--- Фрагмент текста ---
Последний год гуляем в декабре

Косметический или капитальный ремонт?

Как иногда можно услышать, несовершенства российской Конституции обусловлены известными политическими обстоятельствами ее составления и принятия. Ни одна советская конституция, ни даже Основные законы Российской империи 1906 года, ни тем более конституция, которую предлагалось вынести на Учредительное собрание 1917 года, не готовились в такой секретности и спешке. Многие, в том числе, наверное, и сами авторы и вдохновители основного закона, в 1993 году рассматривали это творение как временное.

Но, как известно, в России ничто не бывает настолько долговечным, как именно то, что строится на время. Главные черты конституционного строя - преобладание исполнительной власти за счет слабости двух других ветвей - только укрепились в процессе выборов 2000 и 2003-04 годов. И вдруг за последний год политический мир России как будто перевернулся.

Разговор все чаще ведется не об устранении технических недостатков основного закона, а о кардинальном пересмотре взаимоотношений ветвей власти, а также центра и субъектов федерации. Причем говорят об этом не те, кто всегда был ярыми противниками легитимности нынешней Конституции: ведь теперь они стали ее столь же ярыми защитниками.

Кстати, что касается пресловутых несовершенств Конституции, то, возможно, именно ее быстрая разработка ограниченным кругом единомышленников создала необычную цельность и конкретность этого документа. Главная идея устройства власти выражена в ней предельно ясно. И если сама власть или близкие к ней круги заговорили о пересмотре Конституции, значит, их не устраивают в ней не какие-то частности, но сама идея. Что это? Похоже, ныне действующий основной закон рассматривается властью как недостаточный для обоснования ее легитимности?

Учитывая перипетии принятия действующей Конституции, последняя, конечно, не может считаться надежным источником легитимности ни с исторической, ни с юридической точек зрения. Однако написанная под конкретный заказ, даже под конкретного человека Конституция на удивление точно выразила некоторые традиционные реалии российской государственности. Подогнанная вроде бы под параметры США или Франции с большими полномочиями президента, на практике она скорее смотрелась как пролонгация дореволюционной российской монархии с Государственной Думой или даже без оной. Не означает ли нынешняя критика Конституции не только намерение власти отказаться от наследия ельцинской эпохи, но и стремление порвать с историческим прошлым российской власти вообще, в котором, надо признаться, мало что напоминает демократические стандарты современного Запада?
---
## Письменное задание a
Какие главные черты конституционного строя, согласно статье о российской Конституции, укрепились в ходе выборов 2000 и 2003-04 годов?
--- Исходные данные ---
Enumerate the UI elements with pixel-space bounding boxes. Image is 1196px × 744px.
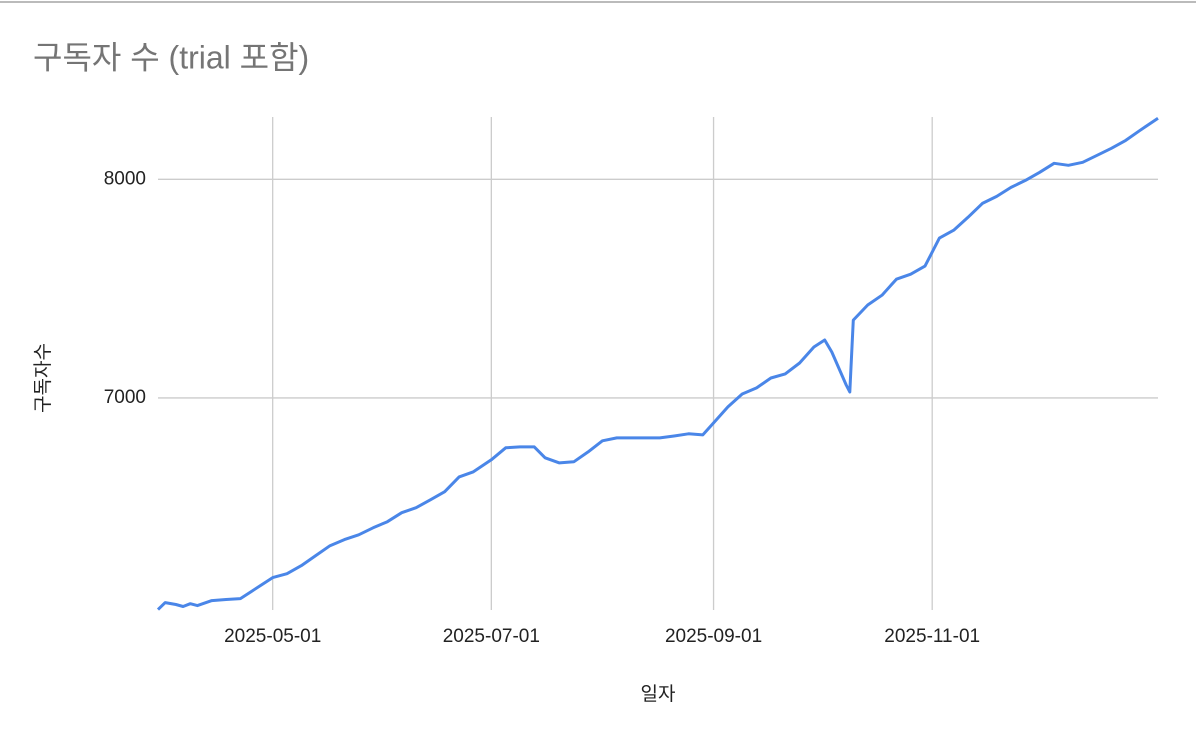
x-axis-label: 일자 xyxy=(641,683,676,705)
x-tick-label: 2025-09-01 xyxy=(665,626,762,647)
y-tick-label: 8000 xyxy=(104,168,146,189)
y-tick-label: 7000 xyxy=(104,387,146,408)
y-axis-label: 구독자수 xyxy=(32,343,54,413)
x-tick-label: 2025-05-01 xyxy=(224,626,321,647)
data-line xyxy=(156,117,1159,611)
x-tick-label: 2025-07-01 xyxy=(443,626,540,647)
x-tick-label: 2025-11-01 xyxy=(884,626,980,647)
chart-title: 구독자 수 (trial 포함) xyxy=(33,39,309,75)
---
## Письменное задание b
Перепишите без изменений строки исходных данных, начиная с самой первой и до строки с «x-tick-label: 2025-07-01 xyxy=(443,626,540,647)» включительно. Картинки в ответ не включайте.

## Правильный ответ a
Преобладание исполнительной власти за счет слабости двух других ветвей.

## Правильный ответ b
Enumerate the UI elements with pixel-space bounding boxes. Image is 1196px × 744px.
x-axis-label: 일자 xyxy=(641,683,676,705)
x-tick-label: 2025-09-01 xyxy=(665,626,762,647)
y-tick-label: 8000 xyxy=(104,168,146,189)
y-tick-label: 7000 xyxy=(104,387,146,408)
y-axis-label: 구독자수 xyxy=(32,343,54,413)
x-tick-label: 2025-05-01 xyxy=(224,626,321,647)
data-line xyxy=(156,117,1159,611)
x-tick-label: 2025-07-01 xyxy=(443,626,540,647)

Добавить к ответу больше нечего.